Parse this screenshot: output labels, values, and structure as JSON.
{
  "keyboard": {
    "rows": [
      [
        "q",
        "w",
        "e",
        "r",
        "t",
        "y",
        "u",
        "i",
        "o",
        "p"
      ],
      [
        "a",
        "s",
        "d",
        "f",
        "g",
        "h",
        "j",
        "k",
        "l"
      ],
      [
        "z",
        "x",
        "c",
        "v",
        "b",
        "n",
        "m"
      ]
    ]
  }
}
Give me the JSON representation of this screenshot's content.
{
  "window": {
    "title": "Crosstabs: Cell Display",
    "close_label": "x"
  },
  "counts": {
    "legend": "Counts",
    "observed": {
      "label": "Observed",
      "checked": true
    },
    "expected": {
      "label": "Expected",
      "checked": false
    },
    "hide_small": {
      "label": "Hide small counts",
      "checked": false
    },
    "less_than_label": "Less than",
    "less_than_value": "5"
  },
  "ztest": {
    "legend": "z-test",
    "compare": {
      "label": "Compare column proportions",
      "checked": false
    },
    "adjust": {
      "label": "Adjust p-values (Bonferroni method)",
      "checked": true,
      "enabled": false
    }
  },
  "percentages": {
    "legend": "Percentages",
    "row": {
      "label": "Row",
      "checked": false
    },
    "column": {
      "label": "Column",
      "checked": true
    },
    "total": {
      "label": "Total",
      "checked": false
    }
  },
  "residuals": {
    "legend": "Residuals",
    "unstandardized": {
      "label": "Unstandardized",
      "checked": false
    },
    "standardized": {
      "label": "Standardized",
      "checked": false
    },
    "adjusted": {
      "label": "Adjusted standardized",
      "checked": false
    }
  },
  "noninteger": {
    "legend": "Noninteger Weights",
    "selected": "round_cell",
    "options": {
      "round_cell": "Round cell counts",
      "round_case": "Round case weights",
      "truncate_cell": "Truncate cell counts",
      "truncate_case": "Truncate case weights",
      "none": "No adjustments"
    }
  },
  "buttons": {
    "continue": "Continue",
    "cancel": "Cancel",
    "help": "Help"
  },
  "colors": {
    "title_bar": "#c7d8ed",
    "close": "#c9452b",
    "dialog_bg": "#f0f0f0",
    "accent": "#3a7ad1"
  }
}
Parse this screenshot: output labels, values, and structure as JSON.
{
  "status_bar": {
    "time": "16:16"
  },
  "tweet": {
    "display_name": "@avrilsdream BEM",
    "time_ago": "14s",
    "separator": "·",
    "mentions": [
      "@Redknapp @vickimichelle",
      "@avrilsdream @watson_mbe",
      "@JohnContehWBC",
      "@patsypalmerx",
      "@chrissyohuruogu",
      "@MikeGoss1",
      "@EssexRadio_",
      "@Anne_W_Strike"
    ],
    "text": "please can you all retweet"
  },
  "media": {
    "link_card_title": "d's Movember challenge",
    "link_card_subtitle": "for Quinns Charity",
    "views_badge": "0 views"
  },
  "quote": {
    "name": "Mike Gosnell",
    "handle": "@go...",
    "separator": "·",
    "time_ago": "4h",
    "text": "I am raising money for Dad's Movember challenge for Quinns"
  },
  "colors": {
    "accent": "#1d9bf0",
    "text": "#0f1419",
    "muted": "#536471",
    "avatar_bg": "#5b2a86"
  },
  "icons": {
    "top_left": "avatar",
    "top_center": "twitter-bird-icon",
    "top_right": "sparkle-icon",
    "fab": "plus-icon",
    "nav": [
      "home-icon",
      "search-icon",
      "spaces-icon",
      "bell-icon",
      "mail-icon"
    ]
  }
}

### [YOUR OBJECTIVE]
Which lines contain "Truncate"? Show each of them.

### [CORRECT RESPONSE]
      "truncate_cell": "Truncate cell counts",
      "truncate_case": "Truncate case weights",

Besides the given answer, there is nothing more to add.